Short problem: List all lines of the data containing the word "edit".

Records for the exercise:
········
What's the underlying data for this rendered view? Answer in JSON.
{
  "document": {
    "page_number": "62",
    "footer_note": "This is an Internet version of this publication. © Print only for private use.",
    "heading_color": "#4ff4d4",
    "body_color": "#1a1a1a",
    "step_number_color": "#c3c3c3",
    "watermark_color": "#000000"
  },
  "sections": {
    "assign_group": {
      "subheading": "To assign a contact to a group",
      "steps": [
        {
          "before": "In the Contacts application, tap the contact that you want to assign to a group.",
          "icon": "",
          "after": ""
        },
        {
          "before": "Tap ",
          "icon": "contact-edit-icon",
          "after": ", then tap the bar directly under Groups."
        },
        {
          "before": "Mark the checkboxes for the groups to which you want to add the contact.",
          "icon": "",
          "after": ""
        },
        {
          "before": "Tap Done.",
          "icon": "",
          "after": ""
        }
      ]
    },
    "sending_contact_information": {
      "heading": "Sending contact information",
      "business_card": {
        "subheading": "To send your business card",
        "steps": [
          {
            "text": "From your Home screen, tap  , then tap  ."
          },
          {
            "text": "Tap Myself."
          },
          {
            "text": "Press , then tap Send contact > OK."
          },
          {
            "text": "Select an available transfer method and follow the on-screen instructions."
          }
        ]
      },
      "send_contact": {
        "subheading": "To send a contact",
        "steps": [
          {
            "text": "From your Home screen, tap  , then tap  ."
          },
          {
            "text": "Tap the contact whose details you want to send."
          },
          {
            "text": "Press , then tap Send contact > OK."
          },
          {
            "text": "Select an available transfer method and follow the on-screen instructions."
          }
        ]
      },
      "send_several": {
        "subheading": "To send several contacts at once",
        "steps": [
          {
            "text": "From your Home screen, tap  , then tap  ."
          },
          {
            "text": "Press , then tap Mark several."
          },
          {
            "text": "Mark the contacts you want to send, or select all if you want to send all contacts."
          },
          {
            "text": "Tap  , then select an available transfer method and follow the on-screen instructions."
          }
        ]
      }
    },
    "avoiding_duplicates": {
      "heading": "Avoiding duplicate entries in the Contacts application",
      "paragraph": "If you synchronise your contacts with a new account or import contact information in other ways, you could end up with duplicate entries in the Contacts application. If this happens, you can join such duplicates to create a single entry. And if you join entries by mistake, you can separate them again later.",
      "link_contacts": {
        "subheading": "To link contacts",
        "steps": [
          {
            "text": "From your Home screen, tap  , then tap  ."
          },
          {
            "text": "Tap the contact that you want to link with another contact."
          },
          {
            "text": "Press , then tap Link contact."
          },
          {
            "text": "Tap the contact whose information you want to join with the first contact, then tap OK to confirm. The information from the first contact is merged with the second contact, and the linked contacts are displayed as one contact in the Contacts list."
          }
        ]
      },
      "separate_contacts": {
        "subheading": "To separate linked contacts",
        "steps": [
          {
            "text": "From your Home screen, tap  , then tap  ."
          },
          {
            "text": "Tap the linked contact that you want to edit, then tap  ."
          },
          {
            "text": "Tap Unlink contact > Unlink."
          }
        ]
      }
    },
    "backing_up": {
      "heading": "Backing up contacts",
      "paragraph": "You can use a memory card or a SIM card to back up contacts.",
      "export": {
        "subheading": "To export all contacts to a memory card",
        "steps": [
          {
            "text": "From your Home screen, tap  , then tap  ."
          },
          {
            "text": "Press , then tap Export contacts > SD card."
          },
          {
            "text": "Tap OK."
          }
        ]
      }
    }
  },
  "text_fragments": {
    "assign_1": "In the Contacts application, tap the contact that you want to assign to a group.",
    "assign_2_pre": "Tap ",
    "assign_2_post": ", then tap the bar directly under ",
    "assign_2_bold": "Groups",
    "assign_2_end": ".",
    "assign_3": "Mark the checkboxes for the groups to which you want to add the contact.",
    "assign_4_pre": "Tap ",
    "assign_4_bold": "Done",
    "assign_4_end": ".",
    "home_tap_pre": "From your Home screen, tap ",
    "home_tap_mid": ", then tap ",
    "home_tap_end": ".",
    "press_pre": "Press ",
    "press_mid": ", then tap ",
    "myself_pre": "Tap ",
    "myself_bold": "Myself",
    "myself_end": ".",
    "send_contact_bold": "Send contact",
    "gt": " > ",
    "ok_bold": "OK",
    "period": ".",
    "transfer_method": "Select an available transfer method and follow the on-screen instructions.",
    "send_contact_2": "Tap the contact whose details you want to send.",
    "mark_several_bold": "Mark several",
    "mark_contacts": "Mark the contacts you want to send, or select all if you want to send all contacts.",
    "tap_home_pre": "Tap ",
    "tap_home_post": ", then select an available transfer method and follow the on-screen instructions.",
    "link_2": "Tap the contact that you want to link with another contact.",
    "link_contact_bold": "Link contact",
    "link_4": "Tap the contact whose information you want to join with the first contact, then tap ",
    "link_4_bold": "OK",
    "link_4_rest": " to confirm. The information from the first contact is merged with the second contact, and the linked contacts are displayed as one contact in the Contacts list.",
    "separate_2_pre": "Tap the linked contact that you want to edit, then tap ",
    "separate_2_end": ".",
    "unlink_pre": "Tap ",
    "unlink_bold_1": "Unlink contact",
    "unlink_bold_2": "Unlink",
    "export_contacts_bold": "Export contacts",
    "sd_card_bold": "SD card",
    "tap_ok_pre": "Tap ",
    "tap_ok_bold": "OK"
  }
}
········
Task answer:
          "icon": "contact-edit-icon",
            "text": "Tap the linked contact that you want to edit, then tap  ."
    "separate_2_pre": "Tap the linked contact that you want to edit, then tap ",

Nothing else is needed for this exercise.